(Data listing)
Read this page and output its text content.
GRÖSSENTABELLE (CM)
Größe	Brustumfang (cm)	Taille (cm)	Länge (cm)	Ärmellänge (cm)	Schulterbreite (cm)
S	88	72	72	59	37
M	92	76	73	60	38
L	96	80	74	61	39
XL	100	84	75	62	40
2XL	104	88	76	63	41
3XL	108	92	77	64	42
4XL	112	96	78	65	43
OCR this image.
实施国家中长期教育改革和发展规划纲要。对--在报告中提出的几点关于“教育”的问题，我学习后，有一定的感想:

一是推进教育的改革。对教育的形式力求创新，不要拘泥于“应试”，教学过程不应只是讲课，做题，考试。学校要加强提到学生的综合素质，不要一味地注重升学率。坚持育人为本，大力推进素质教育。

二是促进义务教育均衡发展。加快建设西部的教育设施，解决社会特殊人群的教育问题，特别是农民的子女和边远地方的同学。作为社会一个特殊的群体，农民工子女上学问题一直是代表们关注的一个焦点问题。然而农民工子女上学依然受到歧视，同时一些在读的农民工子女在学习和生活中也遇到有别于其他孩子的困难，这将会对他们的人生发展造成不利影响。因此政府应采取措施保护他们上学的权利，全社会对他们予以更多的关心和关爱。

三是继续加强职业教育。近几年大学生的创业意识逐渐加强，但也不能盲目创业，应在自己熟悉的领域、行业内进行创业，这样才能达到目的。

### PROBLEM STATEMENT
Work out how many lines of the listing above include the word "this". Report only the number.

### THE SOLUTION
2